> EXERCISE DIRECTIONS:
Write out every entry exactly as given, but omit the pictures.

> MATERIAL FOR THE TASK:
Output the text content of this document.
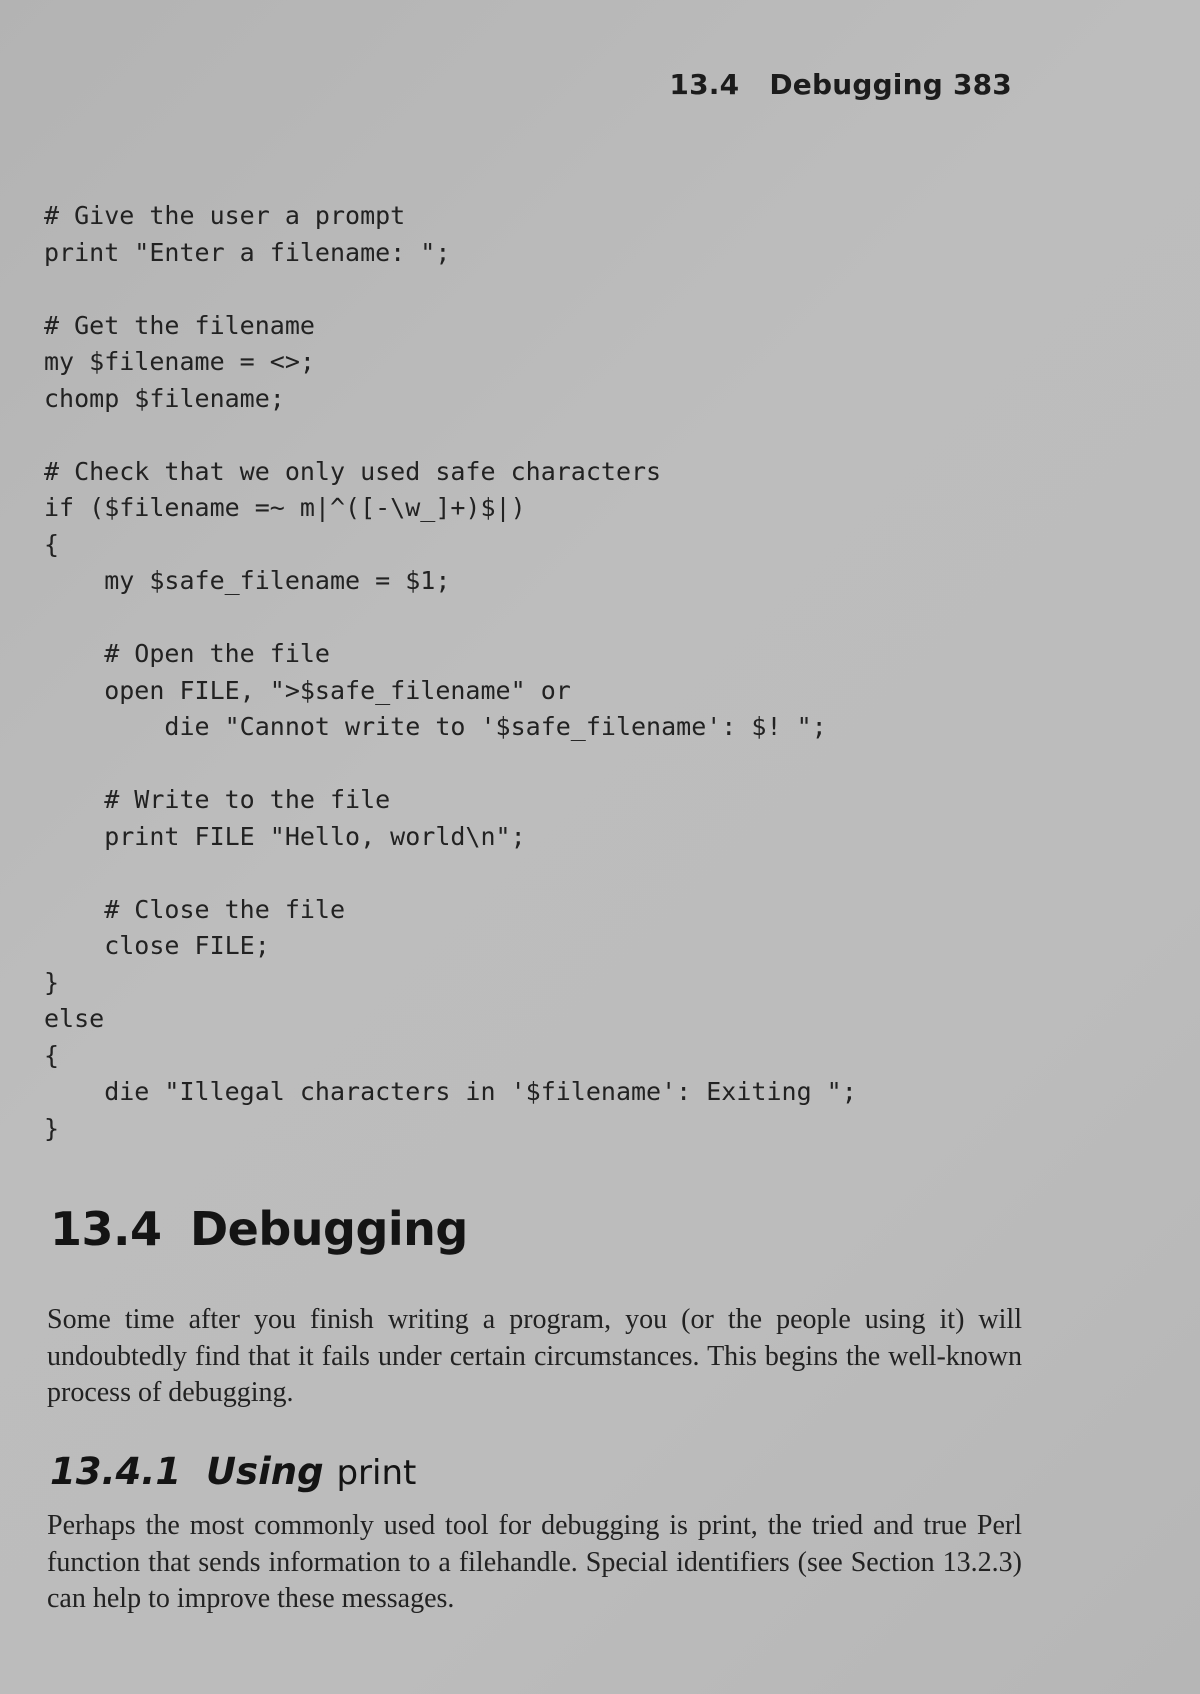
13.4 Debugging 383
# Give the user a prompt
print "Enter a filename: ";
# Get the filename
my $filename = <>;
chomp $filename;
# Check that we only used safe characters
if ($filename =~ m|^([-\w_]+)$|)
{
my $safe_filename = $1;
# Open the file
open FILE, ">$safe_filename" or
die "Cannot write to '$safe_filename': $! ";
# Write to the file
print FILE "Hello, world\n";
# Close the file
close FILE;
}
else
{
die "Illegal characters in '$filename': Exiting ";
}
13.4 Debugging

Some time after you finish writing a program, you (or the people using it) will undoubtedly find that it fails under certain circumstances. This begins the well-known process of debugging.

13.4.1 Using print

Perhaps the most commonly used tool for debugging is print, the tried and true Perl function that sends information to a filehandle. Special identifiers (see Section 13.2.3) can help to improve these messages.
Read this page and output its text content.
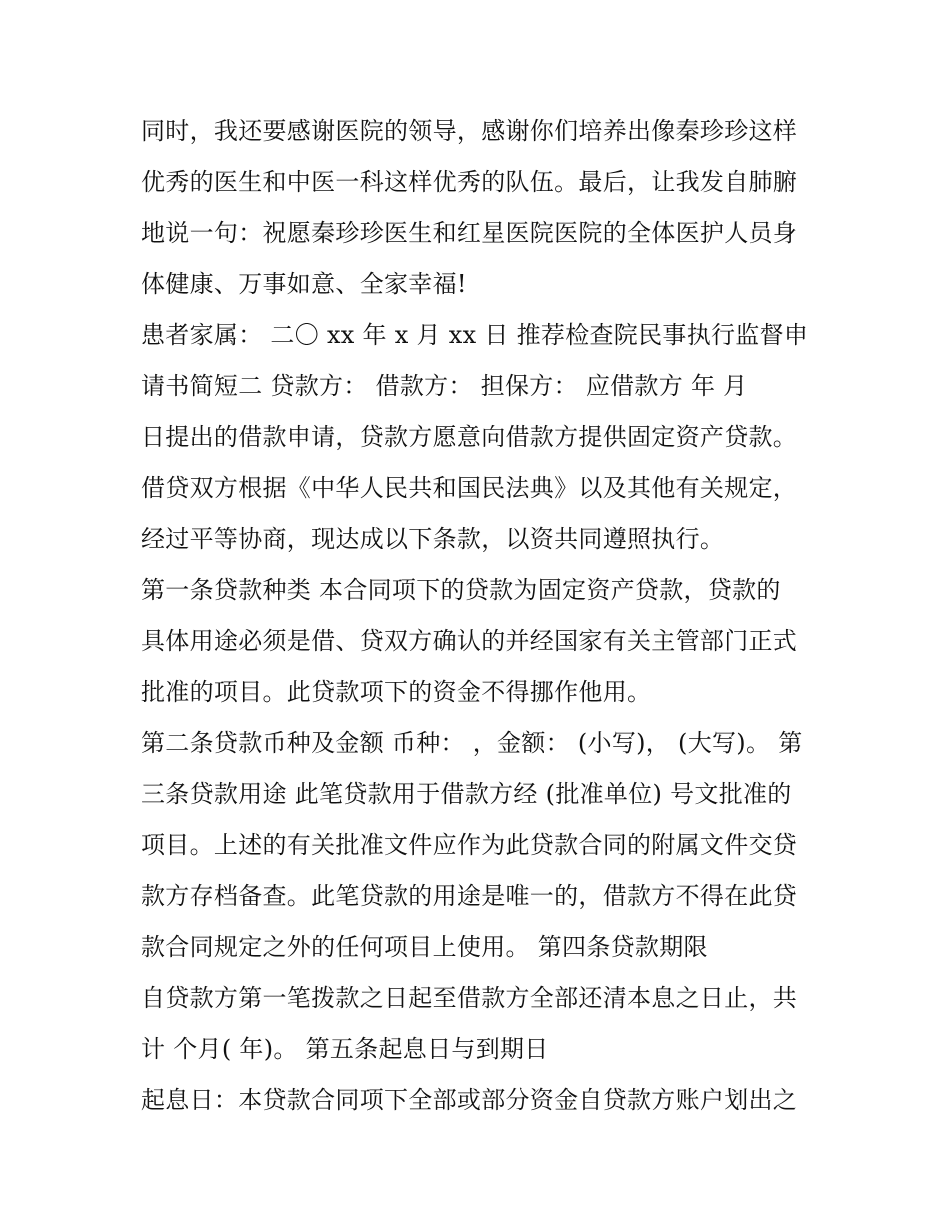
同时，我还要感谢医院的领导，感谢你们培养出像秦珍珍这样
优秀的医生和中医一科这样优秀的队伍。最后，让我发自肺腑
地说一句：祝愿秦珍珍医生和红星医院医院的全体医护人员身
体健康、万事如意、全家幸福!
患者家属： 二〇 xx 年 x 月 xx 日 推荐检查院民事执行监督申
请书简短二 贷款方： 借款方： 担保方： 应借款方 年 月
日提出的借款申请，贷款方愿意向借款方提供固定资产贷款。
借贷双方根据《中华人民共和国民法典》以及其他有关规定，
经过平等协商，现达成以下条款，以资共同遵照执行。
第一条贷款种类 本合同项下的贷款为固定资产贷款，贷款的
具体用途必须是借、贷双方确认的并经国家有关主管部门正式
批准的项目。此贷款项下的资金不得挪作他用。
第二条贷款币种及金额 币种： ，金额： (小写)， (大写)。 第
三条贷款用途 此笔贷款用于借款方经 (批准单位) 号文批准的
项目。上述的有关批准文件应作为此贷款合同的附属文件交贷
款方存档备查。此笔贷款的用途是唯一的，借款方不得在此贷
款合同规定之外的任何项目上使用。 第四条贷款期限
自贷款方第一笔拨款之日起至借款方全部还清本息之日止，共
计 个月( 年)。 第五条起息日与到期日
起息日：本贷款合同项下全部或部分资金自贷款方账户划出之
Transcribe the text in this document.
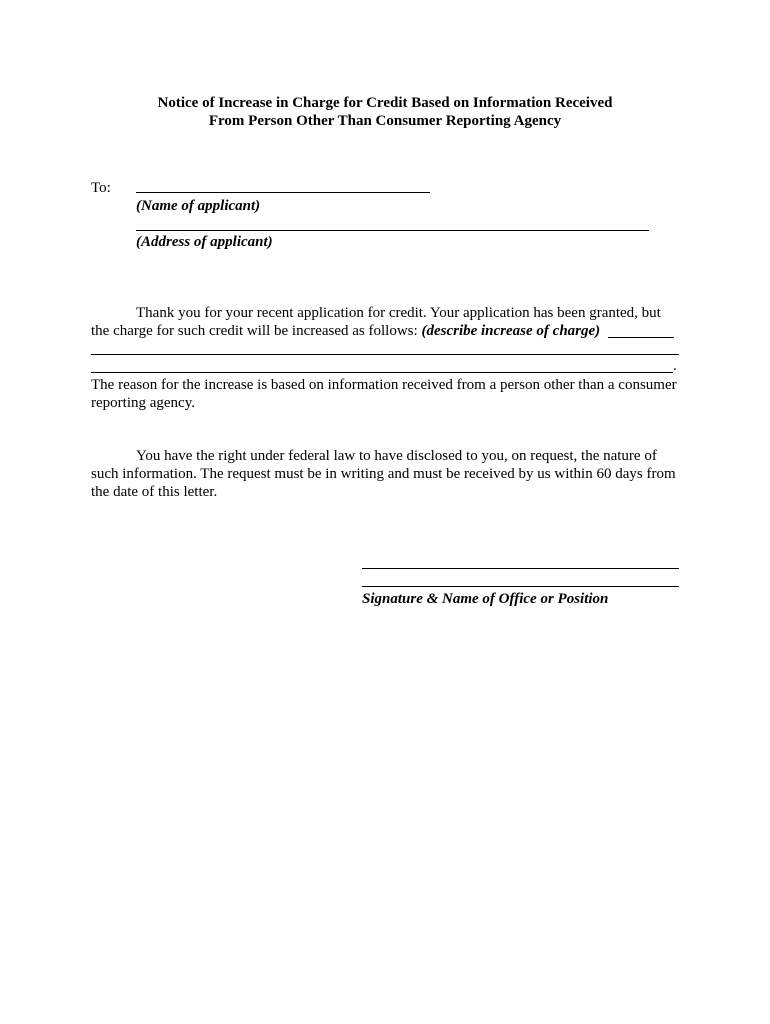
Notice of Increase in Charge for Credit Based on Information Received
From Person Other Than Consumer Reporting Agency
To:
(Name of applicant)
(Address of applicant)
Thank you for your recent application for credit. Your application has been granted, but
the charge for such credit will be increased as follows: (describe increase of charge)
.
The reason for the increase is based on information received from a person other than a consumer reporting agency.
You have the right under federal law to have disclosed to you, on request, the nature of such information. The request must be in writing and must be received by us within 60 days from the date of this letter.
Signature & Name of Office or Position
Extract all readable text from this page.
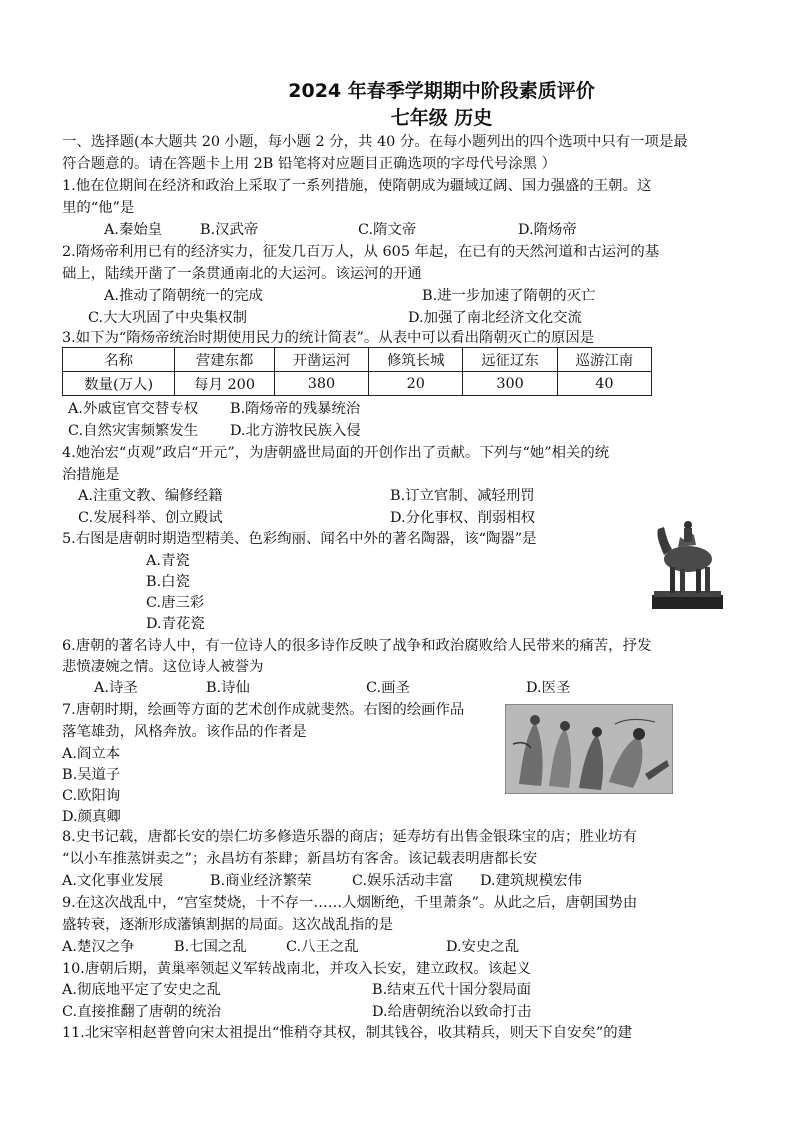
2024 年春季学期期中阶段素质评价
七年级 历史
一、选择题(本大题共 20 小题，每小题 2 分，共 40 分。在每小题列出的四个选项中只有一项是最
符合题意的。请在答题卡上用 2B 铅笔将对应题目正确选项的字母代号涂黑 ）
1.他在位期间在经济和政治上采取了一系列措施，使隋朝成为疆域辽阔、国力强盛的王朝。这
里的“他”是
A.秦始皇	B.汉武帝	C.隋文帝	D.隋炀帝
2.隋炀帝利用已有的经济实力，征发几百万人，从 605 年起，在已有的天然河道和古运河的基
础上，陆续开凿了一条贯通南北的大运河。该运河的开通
A.推动了隋朝统一的完成	B.进一步加速了隋朝的灭亡
C.大大巩固了中央集权制	D.加强了南北经济文化交流
3.如下为“隋炀帝统治时期使用民力的统计简表”。从表中可以看出隋朝灭亡的原因是
名称	营建东都	开凿运河	修筑长城	远征辽东	巡游江南
数量(万人)	每月 200	380	20	300	40
A.外戚宦官交替专权 B.隋炀帝的残暴统治
C.自然灾害频繁发生 D.北方游牧民族入侵
4.她治宏“贞观”政启“开元”，为唐朝盛世局面的开创作出了贡献。下列与“她”相关的统
治措施是
A.注重文教、编修经籍	B.订立官制、减轻刑罚
C.发展科举、创立殿试	D.分化事权、削弱相权
5.右图是唐朝时期造型精美、色彩绚丽、闻名中外的著名陶器，该“陶器”是
A.青瓷
B.白瓷
C.唐三彩
D.青花瓷
6.唐朝的著名诗人中，有一位诗人的很多诗作反映了战争和政治腐败给人民带来的痛苦，抒发
悲愤凄婉之情。这位诗人被誉为
A.诗圣	B.诗仙	C.画圣	D.医圣
7.唐朝时期，绘画等方面的艺术创作成就斐然。右图的绘画作品
落笔雄劲，风格奔放。该作品的作者是
A.阎立本
B.吴道子
C.欧阳询
D.颜真卿
8.史书记载，唐都长安的崇仁坊多修造乐器的商店；延寿坊有出售金银珠宝的店；胜业坊有
“以小车推蒸饼卖之”；永昌坊有茶肆；新昌坊有客舍。该记载表明唐都长安
A.文化事业发展	B.商业经济繁荣	C.娱乐活动丰富 D.建筑规模宏伟
9.在这次战乱中，“宫室焚烧，十不存一……人烟断绝，千里萧条”。从此之后，唐朝国势由
盛转衰，逐渐形成藩镇割据的局面。这次战乱指的是
A.楚汉之争	B.七国之乱	C.八王之乱	D.安史之乱
10.唐朝后期，黄巢率领起义军转战南北，并攻入长安，建立政权。该起义
A.彻底地平定了安史之乱	B.结束五代十国分裂局面
C.直接推翻了唐朝的统治	D.给唐朝统治以致命打击
11.北宋宰相赵普曾向宋太祖提出“惟稍夺其权，制其钱谷，收其精兵，则天下自安矣”的建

> RESULT OF THIS TASK:
Output the text content of this document.
13.4 Debugging 383
# Give the user a prompt
print "Enter a filename: ";
# Get the filename
my $filename = <>;
chomp $filename;
# Check that we only used safe characters
if ($filename =~ m|^([-\w_]+)$|)
{
my $safe_filename = $1;
# Open the file
open FILE, ">$safe_filename" or
die "Cannot write to '$safe_filename': $! ";
# Write to the file
print FILE "Hello, world\n";
# Close the file
close FILE;
}
else
{
die "Illegal characters in '$filename': Exiting ";
}
13.4 Debugging

Some time after you finish writing a program, you (or the people using it) will undoubtedly find that it fails under certain circumstances. This begins the well-known process of debugging.

13.4.1 Using print

Perhaps the most commonly used tool for debugging is print, the tried and true Perl function that sends information to a filehandle. Special identifiers (see Section 13.2.3) can help to improve these messages.
Read this page and output its text content.
同时，我还要感谢医院的领导，感谢你们培养出像秦珍珍这样
优秀的医生和中医一科这样优秀的队伍。最后，让我发自肺腑
地说一句：祝愿秦珍珍医生和红星医院医院的全体医护人员身
体健康、万事如意、全家幸福!
患者家属： 二〇 xx 年 x 月 xx 日 推荐检查院民事执行监督申
请书简短二 贷款方： 借款方： 担保方： 应借款方 年 月
日提出的借款申请，贷款方愿意向借款方提供固定资产贷款。
借贷双方根据《中华人民共和国民法典》以及其他有关规定，
经过平等协商，现达成以下条款，以资共同遵照执行。
第一条贷款种类 本合同项下的贷款为固定资产贷款，贷款的
具体用途必须是借、贷双方确认的并经国家有关主管部门正式
批准的项目。此贷款项下的资金不得挪作他用。
第二条贷款币种及金额 币种： ，金额： (小写)， (大写)。 第
三条贷款用途 此笔贷款用于借款方经 (批准单位) 号文批准的
项目。上述的有关批准文件应作为此贷款合同的附属文件交贷
款方存档备查。此笔贷款的用途是唯一的，借款方不得在此贷
款合同规定之外的任何项目上使用。 第四条贷款期限
自贷款方第一笔拨款之日起至借款方全部还清本息之日止，共
计 个月( 年)。 第五条起息日与到期日
起息日：本贷款合同项下全部或部分资金自贷款方账户划出之
Transcribe the text in this document.
Notice of Increase in Charge for Credit Based on Information Received
From Person Other Than Consumer Reporting Agency
To:
(Name of applicant)
(Address of applicant)
Thank you for your recent application for credit. Your application has been granted, but
the charge for such credit will be increased as follows: (describe increase of charge)
.
The reason for the increase is based on information received from a person other than a consumer reporting agency.
You have the right under federal law to have disclosed to you, on request, the nature of such information. The request must be in writing and must be received by us within 60 days from the date of this letter.
Signature & Name of Office or Position
Extract all readable text from this page.
2024 年春季学期期中阶段素质评价
七年级 历史
一、选择题(本大题共 20 小题，每小题 2 分，共 40 分。在每小题列出的四个选项中只有一项是最
符合题意的。请在答题卡上用 2B 铅笔将对应题目正确选项的字母代号涂黑 ）
1.他在位期间在经济和政治上采取了一系列措施，使隋朝成为疆域辽阔、国力强盛的王朝。这
里的“他”是
A.秦始皇	B.汉武帝	C.隋文帝	D.隋炀帝
2.隋炀帝利用已有的经济实力，征发几百万人，从 605 年起，在已有的天然河道和古运河的基
础上，陆续开凿了一条贯通南北的大运河。该运河的开通
A.推动了隋朝统一的完成	B.进一步加速了隋朝的灭亡
C.大大巩固了中央集权制	D.加强了南北经济文化交流
3.如下为“隋炀帝统治时期使用民力的统计简表”。从表中可以看出隋朝灭亡的原因是
名称	营建东都	开凿运河	修筑长城	远征辽东	巡游江南
数量(万人)	每月 200	380	20	300	40
A.外戚宦官交替专权 B.隋炀帝的残暴统治
C.自然灾害频繁发生 D.北方游牧民族入侵
4.她治宏“贞观”政启“开元”，为唐朝盛世局面的开创作出了贡献。下列与“她”相关的统
治措施是
A.注重文教、编修经籍	B.订立官制、减轻刑罚
C.发展科举、创立殿试	D.分化事权、削弱相权
5.右图是唐朝时期造型精美、色彩绚丽、闻名中外的著名陶器，该“陶器”是
A.青瓷
B.白瓷
C.唐三彩
D.青花瓷
6.唐朝的著名诗人中，有一位诗人的很多诗作反映了战争和政治腐败给人民带来的痛苦，抒发
悲愤凄婉之情。这位诗人被誉为
A.诗圣	B.诗仙	C.画圣	D.医圣
7.唐朝时期，绘画等方面的艺术创作成就斐然。右图的绘画作品
落笔雄劲，风格奔放。该作品的作者是
A.阎立本
B.吴道子
C.欧阳询
D.颜真卿
8.史书记载，唐都长安的崇仁坊多修造乐器的商店；延寿坊有出售金银珠宝的店；胜业坊有
“以小车推蒸饼卖之”；永昌坊有茶肆；新昌坊有客舍。该记载表明唐都长安
A.文化事业发展	B.商业经济繁荣	C.娱乐活动丰富 D.建筑规模宏伟
9.在这次战乱中，“宫室焚烧，十不存一……人烟断绝，千里萧条”。从此之后，唐朝国势由
盛转衰，逐渐形成藩镇割据的局面。这次战乱指的是
A.楚汉之争	B.七国之乱	C.八王之乱	D.安史之乱
10.唐朝后期，黄巢率领起义军转战南北，并攻入长安，建立政权。该起义
A.彻底地平定了安史之乱	B.结束五代十国分裂局面
C.直接推翻了唐朝的统治	D.给唐朝统治以致命打击
11.北宋宰相赵普曾向宋太祖提出“惟稍夺其权，制其钱谷，收其精兵，则天下自安矣”的建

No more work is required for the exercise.